--- START OF MATERIAL FOR THE TASK ---

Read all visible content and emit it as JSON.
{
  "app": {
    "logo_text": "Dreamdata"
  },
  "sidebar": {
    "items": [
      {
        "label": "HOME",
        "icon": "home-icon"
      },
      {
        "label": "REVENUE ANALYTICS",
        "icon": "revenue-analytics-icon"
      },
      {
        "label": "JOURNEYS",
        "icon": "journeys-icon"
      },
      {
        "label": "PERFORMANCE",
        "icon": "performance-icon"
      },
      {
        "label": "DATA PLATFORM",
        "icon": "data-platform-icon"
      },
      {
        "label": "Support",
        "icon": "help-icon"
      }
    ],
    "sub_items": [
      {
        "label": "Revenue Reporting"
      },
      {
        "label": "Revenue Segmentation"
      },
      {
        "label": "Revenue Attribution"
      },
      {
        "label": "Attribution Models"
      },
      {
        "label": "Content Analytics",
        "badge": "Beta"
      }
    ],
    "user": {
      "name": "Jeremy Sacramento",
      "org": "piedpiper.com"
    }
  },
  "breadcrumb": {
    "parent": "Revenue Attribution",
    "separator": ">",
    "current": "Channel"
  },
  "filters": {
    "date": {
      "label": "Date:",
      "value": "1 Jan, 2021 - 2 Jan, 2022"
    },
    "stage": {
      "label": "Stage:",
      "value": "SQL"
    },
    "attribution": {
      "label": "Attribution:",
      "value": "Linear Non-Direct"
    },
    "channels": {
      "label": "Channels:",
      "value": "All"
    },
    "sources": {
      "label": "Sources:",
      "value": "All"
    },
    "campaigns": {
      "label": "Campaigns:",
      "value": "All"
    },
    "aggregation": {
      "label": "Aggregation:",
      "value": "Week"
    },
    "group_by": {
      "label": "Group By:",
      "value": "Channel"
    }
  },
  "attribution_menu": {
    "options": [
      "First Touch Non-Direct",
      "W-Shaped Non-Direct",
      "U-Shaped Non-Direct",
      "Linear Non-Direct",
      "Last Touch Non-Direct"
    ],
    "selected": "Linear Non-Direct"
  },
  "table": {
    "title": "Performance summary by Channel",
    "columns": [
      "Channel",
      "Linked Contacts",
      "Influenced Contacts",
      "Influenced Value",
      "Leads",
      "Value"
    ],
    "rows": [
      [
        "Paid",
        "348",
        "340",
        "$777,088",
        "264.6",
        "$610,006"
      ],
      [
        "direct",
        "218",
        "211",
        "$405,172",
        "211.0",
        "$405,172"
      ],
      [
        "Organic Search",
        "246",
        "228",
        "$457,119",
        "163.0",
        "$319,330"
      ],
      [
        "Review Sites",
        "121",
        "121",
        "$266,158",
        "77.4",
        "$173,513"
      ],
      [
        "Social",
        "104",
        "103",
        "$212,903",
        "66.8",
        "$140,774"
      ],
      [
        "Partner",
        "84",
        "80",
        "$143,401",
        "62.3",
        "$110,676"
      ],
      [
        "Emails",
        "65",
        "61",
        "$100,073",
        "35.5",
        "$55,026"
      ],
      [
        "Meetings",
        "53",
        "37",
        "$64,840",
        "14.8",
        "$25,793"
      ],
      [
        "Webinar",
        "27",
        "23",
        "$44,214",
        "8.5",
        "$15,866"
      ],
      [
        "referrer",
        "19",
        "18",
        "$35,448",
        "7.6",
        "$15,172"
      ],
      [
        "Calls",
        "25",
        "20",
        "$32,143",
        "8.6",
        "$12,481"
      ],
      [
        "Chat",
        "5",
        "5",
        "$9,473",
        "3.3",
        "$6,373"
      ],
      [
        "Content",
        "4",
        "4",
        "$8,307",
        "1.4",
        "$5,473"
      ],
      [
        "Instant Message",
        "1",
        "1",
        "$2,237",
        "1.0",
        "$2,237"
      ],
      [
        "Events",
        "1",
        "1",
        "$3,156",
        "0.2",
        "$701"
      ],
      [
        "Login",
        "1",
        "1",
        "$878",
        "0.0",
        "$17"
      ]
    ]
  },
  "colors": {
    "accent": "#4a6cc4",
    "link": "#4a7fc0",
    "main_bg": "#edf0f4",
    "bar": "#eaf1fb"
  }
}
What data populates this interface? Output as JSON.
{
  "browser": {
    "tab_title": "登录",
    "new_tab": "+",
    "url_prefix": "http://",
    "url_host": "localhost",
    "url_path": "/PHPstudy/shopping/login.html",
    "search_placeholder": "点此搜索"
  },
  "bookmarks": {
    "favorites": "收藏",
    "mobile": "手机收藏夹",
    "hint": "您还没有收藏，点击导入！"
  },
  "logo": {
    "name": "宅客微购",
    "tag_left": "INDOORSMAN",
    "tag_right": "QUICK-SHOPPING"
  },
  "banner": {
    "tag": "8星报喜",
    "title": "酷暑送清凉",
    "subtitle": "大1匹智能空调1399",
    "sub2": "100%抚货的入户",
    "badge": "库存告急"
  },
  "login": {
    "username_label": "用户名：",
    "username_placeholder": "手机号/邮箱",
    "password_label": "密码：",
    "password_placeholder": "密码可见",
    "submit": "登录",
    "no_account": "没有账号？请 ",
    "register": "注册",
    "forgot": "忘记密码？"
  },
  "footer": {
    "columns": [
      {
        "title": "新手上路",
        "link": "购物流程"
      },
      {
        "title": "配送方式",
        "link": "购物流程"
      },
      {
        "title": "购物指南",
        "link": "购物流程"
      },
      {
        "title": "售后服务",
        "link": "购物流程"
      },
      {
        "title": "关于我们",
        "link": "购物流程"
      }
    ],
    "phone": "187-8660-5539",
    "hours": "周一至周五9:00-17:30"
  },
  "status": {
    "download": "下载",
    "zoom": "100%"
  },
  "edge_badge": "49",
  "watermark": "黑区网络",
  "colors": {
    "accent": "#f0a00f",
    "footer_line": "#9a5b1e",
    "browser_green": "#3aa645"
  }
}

--- END OF MATERIAL FOR THE TASK ---

**EXERCISE DESCRIPTION**
From the data above, extract every line in its exact form.

**EXERCISE ANSWER**
Read all visible content and emit it as JSON.
{
  "app": {
    "logo_text": "Dreamdata"
  },
  "sidebar": {
    "items": [
      {
        "label": "HOME",
        "icon": "home-icon"
      },
      {
        "label": "REVENUE ANALYTICS",
        "icon": "revenue-analytics-icon"
      },
      {
        "label": "JOURNEYS",
        "icon": "journeys-icon"
      },
      {
        "label": "PERFORMANCE",
        "icon": "performance-icon"
      },
      {
        "label": "DATA PLATFORM",
        "icon": "data-platform-icon"
      },
      {
        "label": "Support",
        "icon": "help-icon"
      }
    ],
    "sub_items": [
      {
        "label": "Revenue Reporting"
      },
      {
        "label": "Revenue Segmentation"
      },
      {
        "label": "Revenue Attribution"
      },
      {
        "label": "Attribution Models"
      },
      {
        "label": "Content Analytics",
        "badge": "Beta"
      }
    ],
    "user": {
      "name": "Jeremy Sacramento",
      "org": "piedpiper.com"
    }
  },
  "breadcrumb": {
    "parent": "Revenue Attribution",
    "separator": ">",
    "current": "Channel"
  },
  "filters": {
    "date": {
      "label": "Date:",
      "value": "1 Jan, 2021 - 2 Jan, 2022"
    },
    "stage": {
      "label": "Stage:",
      "value": "SQL"
    },
    "attribution": {
      "label": "Attribution:",
      "value": "Linear Non-Direct"
    },
    "channels": {
      "label": "Channels:",
      "value": "All"
    },
    "sources": {
      "label": "Sources:",
      "value": "All"
    },
    "campaigns": {
      "label": "Campaigns:",
      "value": "All"
    },
    "aggregation": {
      "label": "Aggregation:",
      "value": "Week"
    },
    "group_by": {
      "label": "Group By:",
      "value": "Channel"
    }
  },
  "attribution_menu": {
    "options": [
      "First Touch Non-Direct",
      "W-Shaped Non-Direct",
      "U-Shaped Non-Direct",
      "Linear Non-Direct",
      "Last Touch Non-Direct"
    ],
    "selected": "Linear Non-Direct"
  },
  "table": {
    "title": "Performance summary by Channel",
    "columns": [
      "Channel",
      "Linked Contacts",
      "Influenced Contacts",
      "Influenced Value",
      "Leads",
      "Value"
    ],
    "rows": [
      [
        "Paid",
        "348",
        "340",
        "$777,088",
        "264.6",
        "$610,006"
      ],
      [
        "direct",
        "218",
        "211",
        "$405,172",
        "211.0",
        "$405,172"
      ],
      [
        "Organic Search",
        "246",
        "228",
        "$457,119",
        "163.0",
        "$319,330"
      ],
      [
        "Review Sites",
        "121",
        "121",
        "$266,158",
        "77.4",
        "$173,513"
      ],
      [
        "Social",
        "104",
        "103",
        "$212,903",
        "66.8",
        "$140,774"
      ],
      [
        "Partner",
        "84",
        "80",
        "$143,401",
        "62.3",
        "$110,676"
      ],
      [
        "Emails",
        "65",
        "61",
        "$100,073",
        "35.5",
        "$55,026"
      ],
      [
        "Meetings",
        "53",
        "37",
        "$64,840",
        "14.8",
        "$25,793"
      ],
      [
        "Webinar",
        "27",
        "23",
        "$44,214",
        "8.5",
        "$15,866"
      ],
      [
        "referrer",
        "19",
        "18",
        "$35,448",
        "7.6",
        "$15,172"
      ],
      [
        "Calls",
        "25",
        "20",
        "$32,143",
        "8.6",
        "$12,481"
      ],
      [
        "Chat",
        "5",
        "5",
        "$9,473",
        "3.3",
        "$6,373"
      ],
      [
        "Content",
        "4",
        "4",
        "$8,307",
        "1.4",
        "$5,473"
      ],
      [
        "Instant Message",
        "1",
        "1",
        "$2,237",
        "1.0",
        "$2,237"
      ],
      [
        "Events",
        "1",
        "1",
        "$3,156",
        "0.2",
        "$701"
      ],
      [
        "Login",
        "1",
        "1",
        "$878",
        "0.0",
        "$17"
      ]
    ]
  },
  "colors": {
    "accent": "#4a6cc4",
    "link": "#4a7fc0",
    "main_bg": "#edf0f4",
    "bar": "#eaf1fb"
  }
}
What data populates this interface? Output as JSON.
{
  "browser": {
    "tab_title": "登录",
    "new_tab": "+",
    "url_prefix": "http://",
    "url_host": "localhost",
    "url_path": "/PHPstudy/shopping/login.html",
    "search_placeholder": "点此搜索"
  },
  "bookmarks": {
    "favorites": "收藏",
    "mobile": "手机收藏夹",
    "hint": "您还没有收藏，点击导入！"
  },
  "logo": {
    "name": "宅客微购",
    "tag_left": "INDOORSMAN",
    "tag_right": "QUICK-SHOPPING"
  },
  "banner": {
    "tag": "8星报喜",
    "title": "酷暑送清凉",
    "subtitle": "大1匹智能空调1399",
    "sub2": "100%抚货的入户",
    "badge": "库存告急"
  },
  "login": {
    "username_label": "用户名：",
    "username_placeholder": "手机号/邮箱",
    "password_label": "密码：",
    "password_placeholder": "密码可见",
    "submit": "登录",
    "no_account": "没有账号？请 ",
    "register": "注册",
    "forgot": "忘记密码？"
  },
  "footer": {
    "columns": [
      {
        "title": "新手上路",
        "link": "购物流程"
      },
      {
        "title": "配送方式",
        "link": "购物流程"
      },
      {
        "title": "购物指南",
        "link": "购物流程"
      },
      {
        "title": "售后服务",
        "link": "购物流程"
      },
      {
        "title": "关于我们",
        "link": "购物流程"
      }
    ],
    "phone": "187-8660-5539",
    "hours": "周一至周五9:00-17:30"
  },
  "status": {
    "download": "下载",
    "zoom": "100%"
  },
  "edge_badge": "49",
  "watermark": "黑区网络",
  "colors": {
    "accent": "#f0a00f",
    "footer_line": "#9a5b1e",
    "browser_green": "#3aa645"
  }
}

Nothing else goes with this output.